* **EXERCISE OBJECTIVE**
Output every line of the data exactly as it appears.
-- Start DATA LISTING --
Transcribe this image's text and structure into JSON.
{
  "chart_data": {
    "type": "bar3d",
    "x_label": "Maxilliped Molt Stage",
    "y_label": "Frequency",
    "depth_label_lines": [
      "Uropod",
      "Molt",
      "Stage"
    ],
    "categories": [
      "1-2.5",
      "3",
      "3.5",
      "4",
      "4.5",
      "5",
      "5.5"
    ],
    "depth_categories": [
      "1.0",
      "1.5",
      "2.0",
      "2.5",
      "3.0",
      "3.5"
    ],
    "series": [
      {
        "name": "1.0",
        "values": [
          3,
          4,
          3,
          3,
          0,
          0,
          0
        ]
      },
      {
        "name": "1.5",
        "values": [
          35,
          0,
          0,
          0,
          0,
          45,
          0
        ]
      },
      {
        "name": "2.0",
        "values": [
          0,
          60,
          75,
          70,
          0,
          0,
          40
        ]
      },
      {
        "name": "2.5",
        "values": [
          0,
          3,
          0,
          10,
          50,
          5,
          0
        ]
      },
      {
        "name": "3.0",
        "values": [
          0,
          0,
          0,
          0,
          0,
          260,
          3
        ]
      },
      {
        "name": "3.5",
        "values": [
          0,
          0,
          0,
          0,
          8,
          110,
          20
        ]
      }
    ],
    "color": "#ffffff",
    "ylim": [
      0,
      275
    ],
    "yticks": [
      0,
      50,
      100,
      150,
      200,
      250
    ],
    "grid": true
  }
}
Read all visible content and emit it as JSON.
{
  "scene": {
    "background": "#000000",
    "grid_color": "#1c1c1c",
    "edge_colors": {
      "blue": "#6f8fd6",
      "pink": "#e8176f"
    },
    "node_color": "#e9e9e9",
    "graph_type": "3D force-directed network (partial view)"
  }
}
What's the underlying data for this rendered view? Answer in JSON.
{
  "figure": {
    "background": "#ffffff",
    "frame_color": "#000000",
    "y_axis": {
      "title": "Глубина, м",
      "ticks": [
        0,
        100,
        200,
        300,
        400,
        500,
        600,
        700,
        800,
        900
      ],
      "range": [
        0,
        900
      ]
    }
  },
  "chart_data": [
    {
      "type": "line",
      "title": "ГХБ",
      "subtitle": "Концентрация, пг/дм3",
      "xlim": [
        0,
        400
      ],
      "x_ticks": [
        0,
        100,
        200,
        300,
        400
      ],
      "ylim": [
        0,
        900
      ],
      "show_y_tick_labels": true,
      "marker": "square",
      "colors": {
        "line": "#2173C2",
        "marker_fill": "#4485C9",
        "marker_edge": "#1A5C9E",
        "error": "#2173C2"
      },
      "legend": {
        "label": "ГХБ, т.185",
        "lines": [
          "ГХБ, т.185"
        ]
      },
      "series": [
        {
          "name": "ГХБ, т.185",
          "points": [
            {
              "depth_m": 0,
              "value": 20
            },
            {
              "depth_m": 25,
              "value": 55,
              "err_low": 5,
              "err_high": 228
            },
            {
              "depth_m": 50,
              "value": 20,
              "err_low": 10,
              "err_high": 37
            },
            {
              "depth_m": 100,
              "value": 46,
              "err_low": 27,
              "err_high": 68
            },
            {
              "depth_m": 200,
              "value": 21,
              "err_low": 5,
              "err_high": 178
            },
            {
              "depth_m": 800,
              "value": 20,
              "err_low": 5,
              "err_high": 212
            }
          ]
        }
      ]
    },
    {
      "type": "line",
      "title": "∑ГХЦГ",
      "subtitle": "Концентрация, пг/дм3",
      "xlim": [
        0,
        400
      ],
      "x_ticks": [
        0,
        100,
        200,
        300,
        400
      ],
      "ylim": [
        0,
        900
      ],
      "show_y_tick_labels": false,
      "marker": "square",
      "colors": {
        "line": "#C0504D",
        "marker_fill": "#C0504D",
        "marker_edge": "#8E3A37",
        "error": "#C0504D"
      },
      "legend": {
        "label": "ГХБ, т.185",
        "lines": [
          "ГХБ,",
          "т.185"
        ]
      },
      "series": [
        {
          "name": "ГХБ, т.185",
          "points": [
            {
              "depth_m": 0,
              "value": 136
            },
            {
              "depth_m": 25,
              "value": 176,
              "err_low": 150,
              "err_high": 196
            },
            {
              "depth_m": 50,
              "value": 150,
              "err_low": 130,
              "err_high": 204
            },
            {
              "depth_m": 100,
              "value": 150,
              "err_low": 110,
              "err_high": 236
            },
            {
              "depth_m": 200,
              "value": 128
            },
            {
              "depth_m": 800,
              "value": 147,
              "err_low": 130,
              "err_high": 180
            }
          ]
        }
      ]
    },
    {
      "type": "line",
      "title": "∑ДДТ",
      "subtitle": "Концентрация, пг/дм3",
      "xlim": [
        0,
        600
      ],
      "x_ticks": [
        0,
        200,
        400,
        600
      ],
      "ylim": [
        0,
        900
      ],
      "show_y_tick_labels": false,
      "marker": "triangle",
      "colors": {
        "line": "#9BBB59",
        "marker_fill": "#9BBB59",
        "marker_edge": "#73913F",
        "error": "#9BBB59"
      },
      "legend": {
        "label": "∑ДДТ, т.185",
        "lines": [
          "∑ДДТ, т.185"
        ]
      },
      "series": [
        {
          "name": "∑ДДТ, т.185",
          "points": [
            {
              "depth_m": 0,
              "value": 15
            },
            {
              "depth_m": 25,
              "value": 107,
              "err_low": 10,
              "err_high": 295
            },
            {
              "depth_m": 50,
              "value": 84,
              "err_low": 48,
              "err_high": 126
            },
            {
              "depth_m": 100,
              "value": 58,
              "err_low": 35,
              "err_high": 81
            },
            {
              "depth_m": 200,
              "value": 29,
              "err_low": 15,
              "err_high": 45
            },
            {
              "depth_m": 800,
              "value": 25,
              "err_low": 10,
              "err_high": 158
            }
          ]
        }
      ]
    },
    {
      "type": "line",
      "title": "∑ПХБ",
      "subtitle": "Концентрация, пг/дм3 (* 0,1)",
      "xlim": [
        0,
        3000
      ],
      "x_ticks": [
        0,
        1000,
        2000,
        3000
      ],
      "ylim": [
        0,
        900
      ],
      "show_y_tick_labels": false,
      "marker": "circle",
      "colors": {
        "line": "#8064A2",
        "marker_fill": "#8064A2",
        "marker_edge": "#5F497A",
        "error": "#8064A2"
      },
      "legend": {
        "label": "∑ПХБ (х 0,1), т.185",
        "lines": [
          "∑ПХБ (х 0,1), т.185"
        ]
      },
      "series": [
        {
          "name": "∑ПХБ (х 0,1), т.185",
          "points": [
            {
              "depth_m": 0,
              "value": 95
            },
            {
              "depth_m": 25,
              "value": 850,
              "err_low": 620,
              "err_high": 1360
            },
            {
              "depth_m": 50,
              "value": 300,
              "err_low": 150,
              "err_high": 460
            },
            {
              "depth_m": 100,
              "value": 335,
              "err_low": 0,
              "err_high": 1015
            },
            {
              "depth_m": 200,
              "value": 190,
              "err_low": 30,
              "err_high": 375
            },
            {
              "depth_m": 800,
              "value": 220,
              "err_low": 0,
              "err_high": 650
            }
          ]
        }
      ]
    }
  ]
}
-- End DATA LISTING --
* **EXERCISE RESPONSE**
Transcribe this image's text and structure into JSON.
{
  "chart_data": {
    "type": "bar3d",
    "x_label": "Maxilliped Molt Stage",
    "y_label": "Frequency",
    "depth_label_lines": [
      "Uropod",
      "Molt",
      "Stage"
    ],
    "categories": [
      "1-2.5",
      "3",
      "3.5",
      "4",
      "4.5",
      "5",
      "5.5"
    ],
    "depth_categories": [
      "1.0",
      "1.5",
      "2.0",
      "2.5",
      "3.0",
      "3.5"
    ],
    "series": [
      {
        "name": "1.0",
        "values": [
          3,
          4,
          3,
          3,
          0,
          0,
          0
        ]
      },
      {
        "name": "1.5",
        "values": [
          35,
          0,
          0,
          0,
          0,
          45,
          0
        ]
      },
      {
        "name": "2.0",
        "values": [
          0,
          60,
          75,
          70,
          0,
          0,
          40
        ]
      },
      {
        "name": "2.5",
        "values": [
          0,
          3,
          0,
          10,
          50,
          5,
          0
        ]
      },
      {
        "name": "3.0",
        "values": [
          0,
          0,
          0,
          0,
          0,
          260,
          3
        ]
      },
      {
        "name": "3.5",
        "values": [
          0,
          0,
          0,
          0,
          8,
          110,
          20
        ]
      }
    ],
    "color": "#ffffff",
    "ylim": [
      0,
      275
    ],
    "yticks": [
      0,
      50,
      100,
      150,
      200,
      250
    ],
    "grid": true
  }
}
Read all visible content and emit it as JSON.
{
  "scene": {
    "background": "#000000",
    "grid_color": "#1c1c1c",
    "edge_colors": {
      "blue": "#6f8fd6",
      "pink": "#e8176f"
    },
    "node_color": "#e9e9e9",
    "graph_type": "3D force-directed network (partial view)"
  }
}
What's the underlying data for this rendered view? Answer in JSON.
{
  "figure": {
    "background": "#ffffff",
    "frame_color": "#000000",
    "y_axis": {
      "title": "Глубина, м",
      "ticks": [
        0,
        100,
        200,
        300,
        400,
        500,
        600,
        700,
        800,
        900
      ],
      "range": [
        0,
        900
      ]
    }
  },
  "chart_data": [
    {
      "type": "line",
      "title": "ГХБ",
      "subtitle": "Концентрация, пг/дм3",
      "xlim": [
        0,
        400
      ],
      "x_ticks": [
        0,
        100,
        200,
        300,
        400
      ],
      "ylim": [
        0,
        900
      ],
      "show_y_tick_labels": true,
      "marker": "square",
      "colors": {
        "line": "#2173C2",
        "marker_fill": "#4485C9",
        "marker_edge": "#1A5C9E",
        "error": "#2173C2"
      },
      "legend": {
        "label": "ГХБ, т.185",
        "lines": [
          "ГХБ, т.185"
        ]
      },
      "series": [
        {
          "name": "ГХБ, т.185",
          "points": [
            {
              "depth_m": 0,
              "value": 20
            },
            {
              "depth_m": 25,
              "value": 55,
              "err_low": 5,
              "err_high": 228
            },
            {
              "depth_m": 50,
              "value": 20,
              "err_low": 10,
              "err_high": 37
            },
            {
              "depth_m": 100,
              "value": 46,
              "err_low": 27,
              "err_high": 68
            },
            {
              "depth_m": 200,
              "value": 21,
              "err_low": 5,
              "err_high": 178
            },
            {
              "depth_m": 800,
              "value": 20,
              "err_low": 5,
              "err_high": 212
            }
          ]
        }
      ]
    },
    {
      "type": "line",
      "title": "∑ГХЦГ",
      "subtitle": "Концентрация, пг/дм3",
      "xlim": [
        0,
        400
      ],
      "x_ticks": [
        0,
        100,
        200,
        300,
        400
      ],
      "ylim": [
        0,
        900
      ],
      "show_y_tick_labels": false,
      "marker": "square",
      "colors": {
        "line": "#C0504D",
        "marker_fill": "#C0504D",
        "marker_edge": "#8E3A37",
        "error": "#C0504D"
      },
      "legend": {
        "label": "ГХБ, т.185",
        "lines": [
          "ГХБ,",
          "т.185"
        ]
      },
      "series": [
        {
          "name": "ГХБ, т.185",
          "points": [
            {
              "depth_m": 0,
              "value": 136
            },
            {
              "depth_m": 25,
              "value": 176,
              "err_low": 150,
              "err_high": 196
            },
            {
              "depth_m": 50,
              "value": 150,
              "err_low": 130,
              "err_high": 204
            },
            {
              "depth_m": 100,
              "value": 150,
              "err_low": 110,
              "err_high": 236
            },
            {
              "depth_m": 200,
              "value": 128
            },
            {
              "depth_m": 800,
              "value": 147,
              "err_low": 130,
              "err_high": 180
            }
          ]
        }
      ]
    },
    {
      "type": "line",
      "title": "∑ДДТ",
      "subtitle": "Концентрация, пг/дм3",
      "xlim": [
        0,
        600
      ],
      "x_ticks": [
        0,
        200,
        400,
        600
      ],
      "ylim": [
        0,
        900
      ],
      "show_y_tick_labels": false,
      "marker": "triangle",
      "colors": {
        "line": "#9BBB59",
        "marker_fill": "#9BBB59",
        "marker_edge": "#73913F",
        "error": "#9BBB59"
      },
      "legend": {
        "label": "∑ДДТ, т.185",
        "lines": [
          "∑ДДТ, т.185"
        ]
      },
      "series": [
        {
          "name": "∑ДДТ, т.185",
          "points": [
            {
              "depth_m": 0,
              "value": 15
            },
            {
              "depth_m": 25,
              "value": 107,
              "err_low": 10,
              "err_high": 295
            },
            {
              "depth_m": 50,
              "value": 84,
              "err_low": 48,
              "err_high": 126
            },
            {
              "depth_m": 100,
              "value": 58,
              "err_low": 35,
              "err_high": 81
            },
            {
              "depth_m": 200,
              "value": 29,
              "err_low": 15,
              "err_high": 45
            },
            {
              "depth_m": 800,
              "value": 25,
              "err_low": 10,
              "err_high": 158
            }
          ]
        }
      ]
    },
    {
      "type": "line",
      "title": "∑ПХБ",
      "subtitle": "Концентрация, пг/дм3 (* 0,1)",
      "xlim": [
        0,
        3000
      ],
      "x_ticks": [
        0,
        1000,
        2000,
        3000
      ],
      "ylim": [
        0,
        900
      ],
      "show_y_tick_labels": false,
      "marker": "circle",
      "colors": {
        "line": "#8064A2",
        "marker_fill": "#8064A2",
        "marker_edge": "#5F497A",
        "error": "#8064A2"
      },
      "legend": {
        "label": "∑ПХБ (х 0,1), т.185",
        "lines": [
          "∑ПХБ (х 0,1), т.185"
        ]
      },
      "series": [
        {
          "name": "∑ПХБ (х 0,1), т.185",
          "points": [
            {
              "depth_m": 0,
              "value": 95
            },
            {
              "depth_m": 25,
              "value": 850,
              "err_low": 620,
              "err_high": 1360
            },
            {
              "depth_m": 50,
              "value": 300,
              "err_low": 150,
              "err_high": 460
            },
            {
              "depth_m": 100,
              "value": 335,
              "err_low": 0,
              "err_high": 1015
            },
            {
              "depth_m": 200,
              "value": 190,
              "err_low": 30,
              "err_high": 375
            },
            {
              "depth_m": 800,
              "value": 220,
              "err_low": 0,
              "err_high": 650
            }
          ]
        }
      ]
    }
  ]
}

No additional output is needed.